* [OBJECTIVE]:
Quote every entry word for word.

* [DATASET EXCERPTS]:
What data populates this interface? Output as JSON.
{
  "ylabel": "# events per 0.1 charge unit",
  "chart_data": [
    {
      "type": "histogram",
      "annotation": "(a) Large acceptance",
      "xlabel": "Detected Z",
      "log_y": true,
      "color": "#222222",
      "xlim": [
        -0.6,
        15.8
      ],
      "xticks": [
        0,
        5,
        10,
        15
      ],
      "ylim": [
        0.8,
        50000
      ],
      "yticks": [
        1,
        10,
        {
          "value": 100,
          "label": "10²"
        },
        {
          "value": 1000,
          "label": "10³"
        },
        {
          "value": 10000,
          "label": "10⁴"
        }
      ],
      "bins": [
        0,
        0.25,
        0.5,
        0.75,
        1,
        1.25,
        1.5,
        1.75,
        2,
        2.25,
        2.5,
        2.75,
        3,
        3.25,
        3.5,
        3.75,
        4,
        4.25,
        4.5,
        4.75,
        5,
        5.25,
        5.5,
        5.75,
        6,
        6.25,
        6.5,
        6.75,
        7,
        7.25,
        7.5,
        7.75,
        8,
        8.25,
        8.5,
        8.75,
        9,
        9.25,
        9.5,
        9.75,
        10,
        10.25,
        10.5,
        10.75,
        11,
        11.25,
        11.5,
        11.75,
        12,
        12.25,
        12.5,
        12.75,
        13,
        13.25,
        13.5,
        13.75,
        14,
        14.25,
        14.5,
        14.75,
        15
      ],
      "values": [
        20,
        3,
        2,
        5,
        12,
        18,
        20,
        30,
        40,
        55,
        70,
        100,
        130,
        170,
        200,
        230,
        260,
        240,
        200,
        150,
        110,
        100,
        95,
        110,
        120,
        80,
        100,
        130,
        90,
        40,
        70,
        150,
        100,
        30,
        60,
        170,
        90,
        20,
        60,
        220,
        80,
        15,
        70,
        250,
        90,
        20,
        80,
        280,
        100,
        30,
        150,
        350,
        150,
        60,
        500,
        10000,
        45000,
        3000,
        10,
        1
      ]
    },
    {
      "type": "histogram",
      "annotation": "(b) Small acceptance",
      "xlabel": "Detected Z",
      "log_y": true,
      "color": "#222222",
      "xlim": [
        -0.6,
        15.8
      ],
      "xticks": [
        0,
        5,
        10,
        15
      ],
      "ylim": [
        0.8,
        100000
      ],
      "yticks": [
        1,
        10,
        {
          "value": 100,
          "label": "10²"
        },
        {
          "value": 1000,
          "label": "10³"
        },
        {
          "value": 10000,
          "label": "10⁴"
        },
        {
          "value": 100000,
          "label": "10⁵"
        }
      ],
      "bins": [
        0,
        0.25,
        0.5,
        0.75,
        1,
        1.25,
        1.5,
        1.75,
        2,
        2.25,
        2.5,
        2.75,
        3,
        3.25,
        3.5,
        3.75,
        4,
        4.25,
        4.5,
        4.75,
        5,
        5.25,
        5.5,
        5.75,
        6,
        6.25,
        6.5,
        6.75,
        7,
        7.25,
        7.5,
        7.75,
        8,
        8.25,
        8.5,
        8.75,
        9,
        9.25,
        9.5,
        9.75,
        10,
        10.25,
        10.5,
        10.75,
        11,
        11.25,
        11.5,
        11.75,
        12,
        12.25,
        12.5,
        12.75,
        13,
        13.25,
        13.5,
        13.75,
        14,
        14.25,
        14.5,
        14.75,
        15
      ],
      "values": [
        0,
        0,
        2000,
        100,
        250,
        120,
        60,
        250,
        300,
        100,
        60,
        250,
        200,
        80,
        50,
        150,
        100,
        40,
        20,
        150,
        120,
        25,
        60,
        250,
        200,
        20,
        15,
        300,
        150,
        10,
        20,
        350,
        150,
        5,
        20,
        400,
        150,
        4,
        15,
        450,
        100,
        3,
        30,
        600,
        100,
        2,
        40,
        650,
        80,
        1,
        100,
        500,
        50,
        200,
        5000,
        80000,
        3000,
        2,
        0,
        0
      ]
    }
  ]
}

* [ANSWER IN FULL]:
What data populates this interface? Output as JSON.
{
  "ylabel": "# events per 0.1 charge unit",
  "chart_data": [
    {
      "type": "histogram",
      "annotation": "(a) Large acceptance",
      "xlabel": "Detected Z",
      "log_y": true,
      "color": "#222222",
      "xlim": [
        -0.6,
        15.8
      ],
      "xticks": [
        0,
        5,
        10,
        15
      ],
      "ylim": [
        0.8,
        50000
      ],
      "yticks": [
        1,
        10,
        {
          "value": 100,
          "label": "10²"
        },
        {
          "value": 1000,
          "label": "10³"
        },
        {
          "value": 10000,
          "label": "10⁴"
        }
      ],
      "bins": [
        0,
        0.25,
        0.5,
        0.75,
        1,
        1.25,
        1.5,
        1.75,
        2,
        2.25,
        2.5,
        2.75,
        3,
        3.25,
        3.5,
        3.75,
        4,
        4.25,
        4.5,
        4.75,
        5,
        5.25,
        5.5,
        5.75,
        6,
        6.25,
        6.5,
        6.75,
        7,
        7.25,
        7.5,
        7.75,
        8,
        8.25,
        8.5,
        8.75,
        9,
        9.25,
        9.5,
        9.75,
        10,
        10.25,
        10.5,
        10.75,
        11,
        11.25,
        11.5,
        11.75,
        12,
        12.25,
        12.5,
        12.75,
        13,
        13.25,
        13.5,
        13.75,
        14,
        14.25,
        14.5,
        14.75,
        15
      ],
      "values": [
        20,
        3,
        2,
        5,
        12,
        18,
        20,
        30,
        40,
        55,
        70,
        100,
        130,
        170,
        200,
        230,
        260,
        240,
        200,
        150,
        110,
        100,
        95,
        110,
        120,
        80,
        100,
        130,
        90,
        40,
        70,
        150,
        100,
        30,
        60,
        170,
        90,
        20,
        60,
        220,
        80,
        15,
        70,
        250,
        90,
        20,
        80,
        280,
        100,
        30,
        150,
        350,
        150,
        60,
        500,
        10000,
        45000,
        3000,
        10,
        1
      ]
    },
    {
      "type": "histogram",
      "annotation": "(b) Small acceptance",
      "xlabel": "Detected Z",
      "log_y": true,
      "color": "#222222",
      "xlim": [
        -0.6,
        15.8
      ],
      "xticks": [
        0,
        5,
        10,
        15
      ],
      "ylim": [
        0.8,
        100000
      ],
      "yticks": [
        1,
        10,
        {
          "value": 100,
          "label": "10²"
        },
        {
          "value": 1000,
          "label": "10³"
        },
        {
          "value": 10000,
          "label": "10⁴"
        },
        {
          "value": 100000,
          "label": "10⁵"
        }
      ],
      "bins": [
        0,
        0.25,
        0.5,
        0.75,
        1,
        1.25,
        1.5,
        1.75,
        2,
        2.25,
        2.5,
        2.75,
        3,
        3.25,
        3.5,
        3.75,
        4,
        4.25,
        4.5,
        4.75,
        5,
        5.25,
        5.5,
        5.75,
        6,
        6.25,
        6.5,
        6.75,
        7,
        7.25,
        7.5,
        7.75,
        8,
        8.25,
        8.5,
        8.75,
        9,
        9.25,
        9.5,
        9.75,
        10,
        10.25,
        10.5,
        10.75,
        11,
        11.25,
        11.5,
        11.75,
        12,
        12.25,
        12.5,
        12.75,
        13,
        13.25,
        13.5,
        13.75,
        14,
        14.25,
        14.5,
        14.75,
        15
      ],
      "values": [
        0,
        0,
        2000,
        100,
        250,
        120,
        60,
        250,
        300,
        100,
        60,
        250,
        200,
        80,
        50,
        150,
        100,
        40,
        20,
        150,
        120,
        25,
        60,
        250,
        200,
        20,
        15,
        300,
        150,
        10,
        20,
        350,
        150,
        5,
        20,
        400,
        150,
        4,
        15,
        450,
        100,
        3,
        30,
        600,
        100,
        2,
        40,
        650,
        80,
        1,
        100,
        500,
        50,
        200,
        5000,
        80000,
        3000,
        2,
        0,
        0
      ]
    }
  ]
}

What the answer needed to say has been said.